— Begin —

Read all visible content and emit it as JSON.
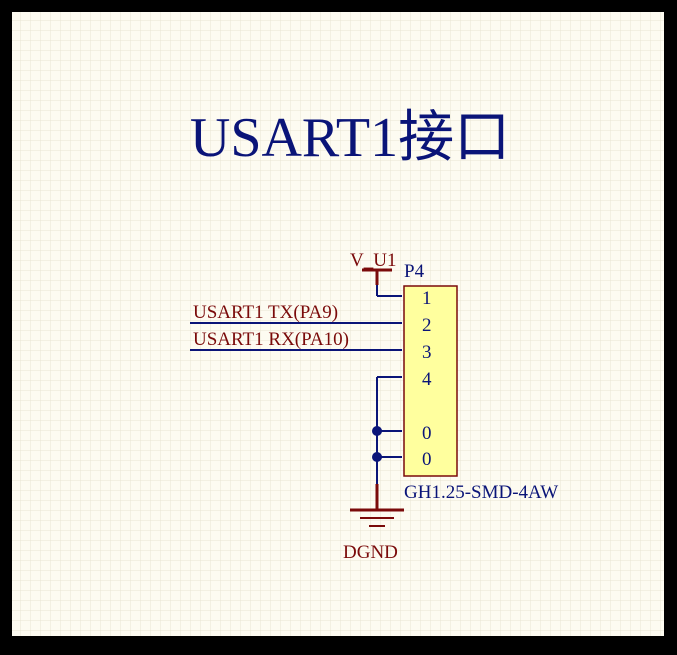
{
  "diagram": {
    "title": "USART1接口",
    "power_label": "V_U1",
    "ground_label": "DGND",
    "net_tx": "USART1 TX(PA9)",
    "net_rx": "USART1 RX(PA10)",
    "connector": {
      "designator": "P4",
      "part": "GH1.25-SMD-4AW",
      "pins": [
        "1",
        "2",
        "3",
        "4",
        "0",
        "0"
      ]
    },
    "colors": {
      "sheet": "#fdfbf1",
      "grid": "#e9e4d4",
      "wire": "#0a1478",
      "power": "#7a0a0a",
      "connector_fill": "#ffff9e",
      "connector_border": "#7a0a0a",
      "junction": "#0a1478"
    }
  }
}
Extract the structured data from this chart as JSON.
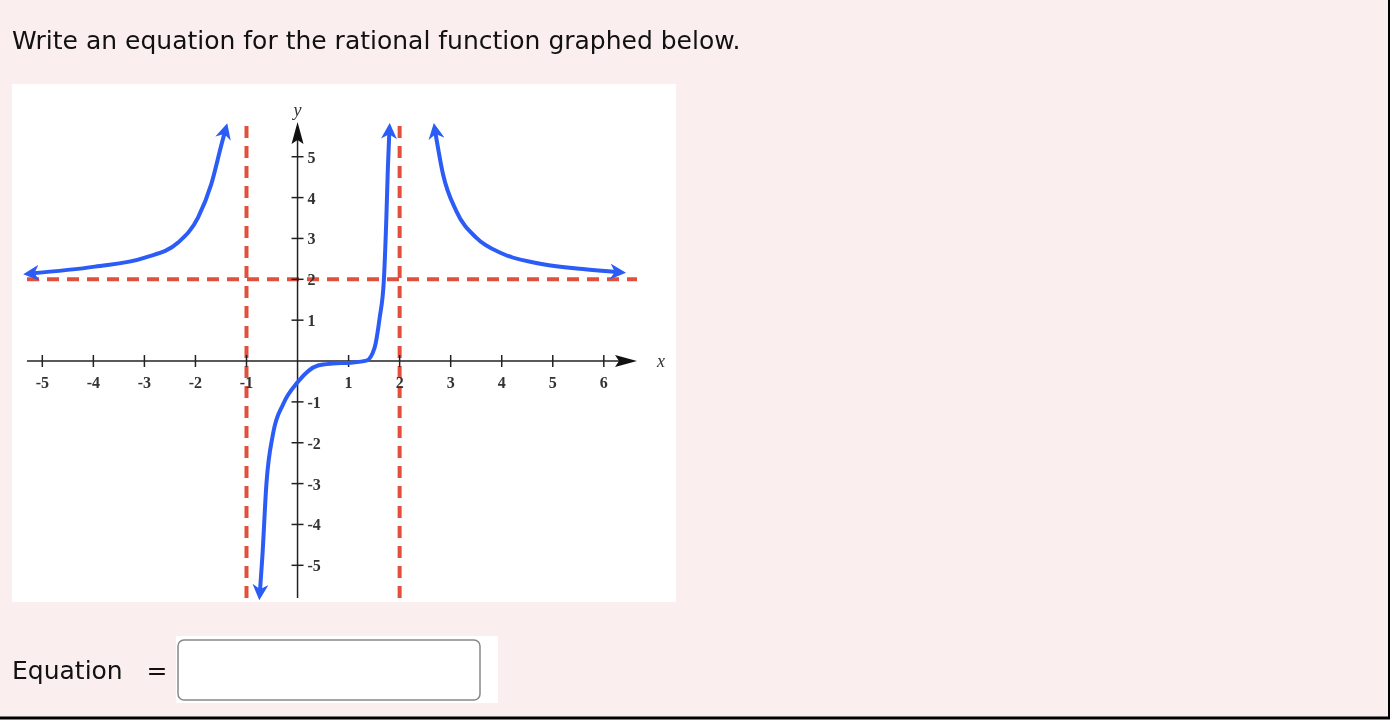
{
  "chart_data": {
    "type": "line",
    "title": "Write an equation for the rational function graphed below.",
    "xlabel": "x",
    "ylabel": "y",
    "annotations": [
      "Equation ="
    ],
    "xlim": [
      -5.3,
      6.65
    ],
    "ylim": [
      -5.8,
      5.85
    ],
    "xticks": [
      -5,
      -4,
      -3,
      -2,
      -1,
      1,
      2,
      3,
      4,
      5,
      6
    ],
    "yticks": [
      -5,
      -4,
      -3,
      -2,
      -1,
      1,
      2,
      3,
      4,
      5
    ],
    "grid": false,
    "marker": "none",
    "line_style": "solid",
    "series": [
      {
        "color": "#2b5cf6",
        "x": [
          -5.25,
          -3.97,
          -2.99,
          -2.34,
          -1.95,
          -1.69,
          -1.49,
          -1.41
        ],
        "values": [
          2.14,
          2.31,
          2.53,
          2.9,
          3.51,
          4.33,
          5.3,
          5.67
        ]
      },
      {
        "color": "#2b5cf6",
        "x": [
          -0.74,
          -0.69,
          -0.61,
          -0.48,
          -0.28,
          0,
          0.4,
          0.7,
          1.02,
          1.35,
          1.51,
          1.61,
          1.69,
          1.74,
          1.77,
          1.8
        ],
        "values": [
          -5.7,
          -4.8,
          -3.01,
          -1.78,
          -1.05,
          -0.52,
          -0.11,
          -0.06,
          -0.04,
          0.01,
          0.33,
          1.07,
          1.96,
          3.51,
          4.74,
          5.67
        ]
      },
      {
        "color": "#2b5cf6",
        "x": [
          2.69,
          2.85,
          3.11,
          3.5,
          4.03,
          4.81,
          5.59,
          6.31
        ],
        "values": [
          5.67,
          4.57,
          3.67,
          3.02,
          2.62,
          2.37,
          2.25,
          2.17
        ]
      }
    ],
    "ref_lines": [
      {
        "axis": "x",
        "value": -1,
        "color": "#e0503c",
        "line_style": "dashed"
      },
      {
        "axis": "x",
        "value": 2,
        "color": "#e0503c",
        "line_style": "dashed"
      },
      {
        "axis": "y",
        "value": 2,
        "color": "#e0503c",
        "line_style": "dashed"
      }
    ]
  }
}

— End —

Print out the material word for word, omitting the pictures.

Read all visible content and emit it as JSON.
{
  "diagram": {
    "title": "USART1接口",
    "power_label": "V_U1",
    "ground_label": "DGND",
    "net_tx": "USART1 TX(PA9)",
    "net_rx": "USART1 RX(PA10)",
    "connector": {
      "designator": "P4",
      "part": "GH1.25-SMD-4AW",
      "pins": [
        "1",
        "2",
        "3",
        "4",
        "0",
        "0"
      ]
    },
    "colors": {
      "sheet": "#fdfbf1",
      "grid": "#e9e4d4",
      "wire": "#0a1478",
      "power": "#7a0a0a",
      "connector_fill": "#ffff9e",
      "connector_border": "#7a0a0a",
      "junction": "#0a1478"
    }
  }
}
Extract the structured data from this chart as JSON.
{
  "chart_data": {
    "type": "line",
    "title": "Write an equation for the rational function graphed below.",
    "xlabel": "x",
    "ylabel": "y",
    "annotations": [
      "Equation ="
    ],
    "xlim": [
      -5.3,
      6.65
    ],
    "ylim": [
      -5.8,
      5.85
    ],
    "xticks": [
      -5,
      -4,
      -3,
      -2,
      -1,
      1,
      2,
      3,
      4,
      5,
      6
    ],
    "yticks": [
      -5,
      -4,
      -3,
      -2,
      -1,
      1,
      2,
      3,
      4,
      5
    ],
    "grid": false,
    "marker": "none",
    "line_style": "solid",
    "series": [
      {
        "color": "#2b5cf6",
        "x": [
          -5.25,
          -3.97,
          -2.99,
          -2.34,
          -1.95,
          -1.69,
          -1.49,
          -1.41
        ],
        "values": [
          2.14,
          2.31,
          2.53,
          2.9,
          3.51,
          4.33,
          5.3,
          5.67
        ]
      },
      {
        "color": "#2b5cf6",
        "x": [
          -0.74,
          -0.69,
          -0.61,
          -0.48,
          -0.28,
          0,
          0.4,
          0.7,
          1.02,
          1.35,
          1.51,
          1.61,
          1.69,
          1.74,
          1.77,
          1.8
        ],
        "values": [
          -5.7,
          -4.8,
          -3.01,
          -1.78,
          -1.05,
          -0.52,
          -0.11,
          -0.06,
          -0.04,
          0.01,
          0.33,
          1.07,
          1.96,
          3.51,
          4.74,
          5.67
        ]
      },
      {
        "color": "#2b5cf6",
        "x": [
          2.69,
          2.85,
          3.11,
          3.5,
          4.03,
          4.81,
          5.59,
          6.31
        ],
        "values": [
          5.67,
          4.57,
          3.67,
          3.02,
          2.62,
          2.37,
          2.25,
          2.17
        ]
      }
    ],
    "ref_lines": [
      {
        "axis": "x",
        "value": -1,
        "color": "#e0503c",
        "line_style": "dashed"
      },
      {
        "axis": "x",
        "value": 2,
        "color": "#e0503c",
        "line_style": "dashed"
      },
      {
        "axis": "y",
        "value": 2,
        "color": "#e0503c",
        "line_style": "dashed"
      }
    ]
  }
}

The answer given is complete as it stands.